(Stored data entries)
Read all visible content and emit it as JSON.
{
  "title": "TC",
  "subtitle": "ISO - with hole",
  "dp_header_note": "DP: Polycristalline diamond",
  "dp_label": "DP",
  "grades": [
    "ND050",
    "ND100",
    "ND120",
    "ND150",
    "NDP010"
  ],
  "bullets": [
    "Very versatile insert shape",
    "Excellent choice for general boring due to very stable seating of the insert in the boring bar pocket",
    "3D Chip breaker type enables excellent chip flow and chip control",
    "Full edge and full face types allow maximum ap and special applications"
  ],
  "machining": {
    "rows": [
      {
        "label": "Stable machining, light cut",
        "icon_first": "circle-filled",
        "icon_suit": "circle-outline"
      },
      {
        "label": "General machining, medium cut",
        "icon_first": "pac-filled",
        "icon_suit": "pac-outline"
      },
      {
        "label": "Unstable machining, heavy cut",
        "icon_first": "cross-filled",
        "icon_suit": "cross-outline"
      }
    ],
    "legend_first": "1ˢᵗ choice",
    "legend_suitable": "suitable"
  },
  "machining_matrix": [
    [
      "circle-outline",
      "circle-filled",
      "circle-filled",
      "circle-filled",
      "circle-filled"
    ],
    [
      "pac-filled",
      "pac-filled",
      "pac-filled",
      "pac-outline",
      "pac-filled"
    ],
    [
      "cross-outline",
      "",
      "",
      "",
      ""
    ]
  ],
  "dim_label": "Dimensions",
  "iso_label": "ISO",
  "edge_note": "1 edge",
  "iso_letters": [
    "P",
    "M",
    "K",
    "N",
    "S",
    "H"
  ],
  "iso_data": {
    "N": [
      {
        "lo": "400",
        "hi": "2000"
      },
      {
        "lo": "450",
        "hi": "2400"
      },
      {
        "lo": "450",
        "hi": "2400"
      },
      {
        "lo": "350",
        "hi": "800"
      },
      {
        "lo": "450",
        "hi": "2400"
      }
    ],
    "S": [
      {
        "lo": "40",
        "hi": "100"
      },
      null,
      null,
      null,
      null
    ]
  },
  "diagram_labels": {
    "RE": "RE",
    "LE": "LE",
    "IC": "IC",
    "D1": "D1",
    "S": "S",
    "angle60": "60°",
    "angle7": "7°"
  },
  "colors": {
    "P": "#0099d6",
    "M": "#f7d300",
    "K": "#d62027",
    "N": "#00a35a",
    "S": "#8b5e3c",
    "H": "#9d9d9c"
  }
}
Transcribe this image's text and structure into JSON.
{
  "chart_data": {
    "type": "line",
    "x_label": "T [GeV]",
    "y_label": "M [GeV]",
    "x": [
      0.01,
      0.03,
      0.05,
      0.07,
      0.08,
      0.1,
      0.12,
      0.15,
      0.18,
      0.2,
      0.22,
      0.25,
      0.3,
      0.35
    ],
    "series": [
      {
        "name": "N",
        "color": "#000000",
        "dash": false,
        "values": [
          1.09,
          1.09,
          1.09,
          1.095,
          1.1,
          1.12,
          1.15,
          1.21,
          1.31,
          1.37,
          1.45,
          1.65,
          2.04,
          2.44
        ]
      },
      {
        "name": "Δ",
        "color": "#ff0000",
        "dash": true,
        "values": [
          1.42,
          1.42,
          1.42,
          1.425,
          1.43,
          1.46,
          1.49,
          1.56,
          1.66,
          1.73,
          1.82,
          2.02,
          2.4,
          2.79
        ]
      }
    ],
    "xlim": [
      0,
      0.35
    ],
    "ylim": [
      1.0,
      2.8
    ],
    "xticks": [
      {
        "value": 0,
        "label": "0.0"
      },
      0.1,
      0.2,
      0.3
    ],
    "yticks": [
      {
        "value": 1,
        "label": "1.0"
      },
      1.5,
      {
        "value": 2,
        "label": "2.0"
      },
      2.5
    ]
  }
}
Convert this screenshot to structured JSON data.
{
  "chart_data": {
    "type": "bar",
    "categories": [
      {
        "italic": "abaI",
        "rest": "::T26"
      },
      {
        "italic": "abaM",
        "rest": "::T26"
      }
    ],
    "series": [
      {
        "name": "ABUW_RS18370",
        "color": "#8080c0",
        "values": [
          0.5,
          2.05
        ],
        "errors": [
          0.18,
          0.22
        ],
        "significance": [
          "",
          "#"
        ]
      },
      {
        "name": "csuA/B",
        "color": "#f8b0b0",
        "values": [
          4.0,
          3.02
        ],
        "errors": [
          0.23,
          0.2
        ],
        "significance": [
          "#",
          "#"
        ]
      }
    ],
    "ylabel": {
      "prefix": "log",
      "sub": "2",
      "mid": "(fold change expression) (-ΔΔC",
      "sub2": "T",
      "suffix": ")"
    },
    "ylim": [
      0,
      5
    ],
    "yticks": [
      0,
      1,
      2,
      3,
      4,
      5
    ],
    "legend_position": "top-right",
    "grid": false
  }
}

What is needed -
Output all records verbatim.

Problem solution -
Read all visible content and emit it as JSON.
{
  "title": "TC",
  "subtitle": "ISO - with hole",
  "dp_header_note": "DP: Polycristalline diamond",
  "dp_label": "DP",
  "grades": [
    "ND050",
    "ND100",
    "ND120",
    "ND150",
    "NDP010"
  ],
  "bullets": [
    "Very versatile insert shape",
    "Excellent choice for general boring due to very stable seating of the insert in the boring bar pocket",
    "3D Chip breaker type enables excellent chip flow and chip control",
    "Full edge and full face types allow maximum ap and special applications"
  ],
  "machining": {
    "rows": [
      {
        "label": "Stable machining, light cut",
        "icon_first": "circle-filled",
        "icon_suit": "circle-outline"
      },
      {
        "label": "General machining, medium cut",
        "icon_first": "pac-filled",
        "icon_suit": "pac-outline"
      },
      {
        "label": "Unstable machining, heavy cut",
        "icon_first": "cross-filled",
        "icon_suit": "cross-outline"
      }
    ],
    "legend_first": "1ˢᵗ choice",
    "legend_suitable": "suitable"
  },
  "machining_matrix": [
    [
      "circle-outline",
      "circle-filled",
      "circle-filled",
      "circle-filled",
      "circle-filled"
    ],
    [
      "pac-filled",
      "pac-filled",
      "pac-filled",
      "pac-outline",
      "pac-filled"
    ],
    [
      "cross-outline",
      "",
      "",
      "",
      ""
    ]
  ],
  "dim_label": "Dimensions",
  "iso_label": "ISO",
  "edge_note": "1 edge",
  "iso_letters": [
    "P",
    "M",
    "K",
    "N",
    "S",
    "H"
  ],
  "iso_data": {
    "N": [
      {
        "lo": "400",
        "hi": "2000"
      },
      {
        "lo": "450",
        "hi": "2400"
      },
      {
        "lo": "450",
        "hi": "2400"
      },
      {
        "lo": "350",
        "hi": "800"
      },
      {
        "lo": "450",
        "hi": "2400"
      }
    ],
    "S": [
      {
        "lo": "40",
        "hi": "100"
      },
      null,
      null,
      null,
      null
    ]
  },
  "diagram_labels": {
    "RE": "RE",
    "LE": "LE",
    "IC": "IC",
    "D1": "D1",
    "S": "S",
    "angle60": "60°",
    "angle7": "7°"
  },
  "colors": {
    "P": "#0099d6",
    "M": "#f7d300",
    "K": "#d62027",
    "N": "#00a35a",
    "S": "#8b5e3c",
    "H": "#9d9d9c"
  }
}
Transcribe this image's text and structure into JSON.
{
  "chart_data": {
    "type": "line",
    "x_label": "T [GeV]",
    "y_label": "M [GeV]",
    "x": [
      0.01,
      0.03,
      0.05,
      0.07,
      0.08,
      0.1,
      0.12,
      0.15,
      0.18,
      0.2,
      0.22,
      0.25,
      0.3,
      0.35
    ],
    "series": [
      {
        "name": "N",
        "color": "#000000",
        "dash": false,
        "values": [
          1.09,
          1.09,
          1.09,
          1.095,
          1.1,
          1.12,
          1.15,
          1.21,
          1.31,
          1.37,
          1.45,
          1.65,
          2.04,
          2.44
        ]
      },
      {
        "name": "Δ",
        "color": "#ff0000",
        "dash": true,
        "values": [
          1.42,
          1.42,
          1.42,
          1.425,
          1.43,
          1.46,
          1.49,
          1.56,
          1.66,
          1.73,
          1.82,
          2.02,
          2.4,
          2.79
        ]
      }
    ],
    "xlim": [
      0,
      0.35
    ],
    "ylim": [
      1.0,
      2.8
    ],
    "xticks": [
      {
        "value": 0,
        "label": "0.0"
      },
      0.1,
      0.2,
      0.3
    ],
    "yticks": [
      {
        "value": 1,
        "label": "1.0"
      },
      1.5,
      {
        "value": 2,
        "label": "2.0"
      },
      2.5
    ]
  }
}
Convert this screenshot to structured JSON data.
{
  "chart_data": {
    "type": "bar",
    "categories": [
      {
        "italic": "abaI",
        "rest": "::T26"
      },
      {
        "italic": "abaM",
        "rest": "::T26"
      }
    ],
    "series": [
      {
        "name": "ABUW_RS18370",
        "color": "#8080c0",
        "values": [
          0.5,
          2.05
        ],
        "errors": [
          0.18,
          0.22
        ],
        "significance": [
          "",
          "#"
        ]
      },
      {
        "name": "csuA/B",
        "color": "#f8b0b0",
        "values": [
          4.0,
          3.02
        ],
        "errors": [
          0.23,
          0.2
        ],
        "significance": [
          "#",
          "#"
        ]
      }
    ],
    "ylabel": {
      "prefix": "log",
      "sub": "2",
      "mid": "(fold change expression) (-ΔΔC",
      "sub2": "T",
      "suffix": ")"
    },
    "ylim": [
      0,
      5
    ],
    "yticks": [
      0,
      1,
      2,
      3,
      4,
      5
    ],
    "legend_position": "top-right",
    "grid": false
  }
}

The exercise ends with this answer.